[What you need to do]
Every line below that mentions the word "blanche" should be copied out.

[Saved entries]

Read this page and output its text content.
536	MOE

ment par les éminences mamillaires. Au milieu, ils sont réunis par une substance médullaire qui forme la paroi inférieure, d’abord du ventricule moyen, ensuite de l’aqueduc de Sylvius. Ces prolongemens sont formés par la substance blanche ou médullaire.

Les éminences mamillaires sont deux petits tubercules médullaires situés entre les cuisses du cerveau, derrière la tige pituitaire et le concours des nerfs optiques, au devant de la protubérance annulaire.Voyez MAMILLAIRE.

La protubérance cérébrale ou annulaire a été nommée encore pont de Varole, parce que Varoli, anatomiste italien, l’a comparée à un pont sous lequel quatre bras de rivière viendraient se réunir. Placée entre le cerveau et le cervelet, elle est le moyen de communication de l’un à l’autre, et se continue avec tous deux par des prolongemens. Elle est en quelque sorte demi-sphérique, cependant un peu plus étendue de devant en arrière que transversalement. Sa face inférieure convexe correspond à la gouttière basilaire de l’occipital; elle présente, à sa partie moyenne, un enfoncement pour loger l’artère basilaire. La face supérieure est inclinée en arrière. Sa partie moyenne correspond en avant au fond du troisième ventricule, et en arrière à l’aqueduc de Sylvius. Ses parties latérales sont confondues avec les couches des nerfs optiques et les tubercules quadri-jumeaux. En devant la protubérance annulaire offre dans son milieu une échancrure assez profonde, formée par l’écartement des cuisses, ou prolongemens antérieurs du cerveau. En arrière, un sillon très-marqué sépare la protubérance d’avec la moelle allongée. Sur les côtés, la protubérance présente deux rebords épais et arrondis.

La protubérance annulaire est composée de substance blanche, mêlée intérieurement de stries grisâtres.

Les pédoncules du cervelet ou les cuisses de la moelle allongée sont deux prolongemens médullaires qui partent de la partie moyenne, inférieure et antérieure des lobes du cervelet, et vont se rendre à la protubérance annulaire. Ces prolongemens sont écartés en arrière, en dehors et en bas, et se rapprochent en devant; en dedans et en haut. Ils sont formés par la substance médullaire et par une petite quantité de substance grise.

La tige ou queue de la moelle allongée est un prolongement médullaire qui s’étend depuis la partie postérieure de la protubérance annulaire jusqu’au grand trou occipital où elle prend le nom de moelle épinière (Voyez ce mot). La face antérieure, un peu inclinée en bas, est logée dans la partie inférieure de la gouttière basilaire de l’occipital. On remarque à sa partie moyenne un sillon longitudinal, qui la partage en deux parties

[Final result]
ment par les éminences mamillaires. Au milieu, ils sont réunis par une substance médullaire qui forme la paroi inférieure, d’abord du ventricule moyen, ensuite de l’aqueduc de Sylvius. Ces prolongemens sont formés par la substance blanche ou médullaire.
La protubérance annulaire est composée de substance blanche, mêlée intérieurement de stries grisâtres.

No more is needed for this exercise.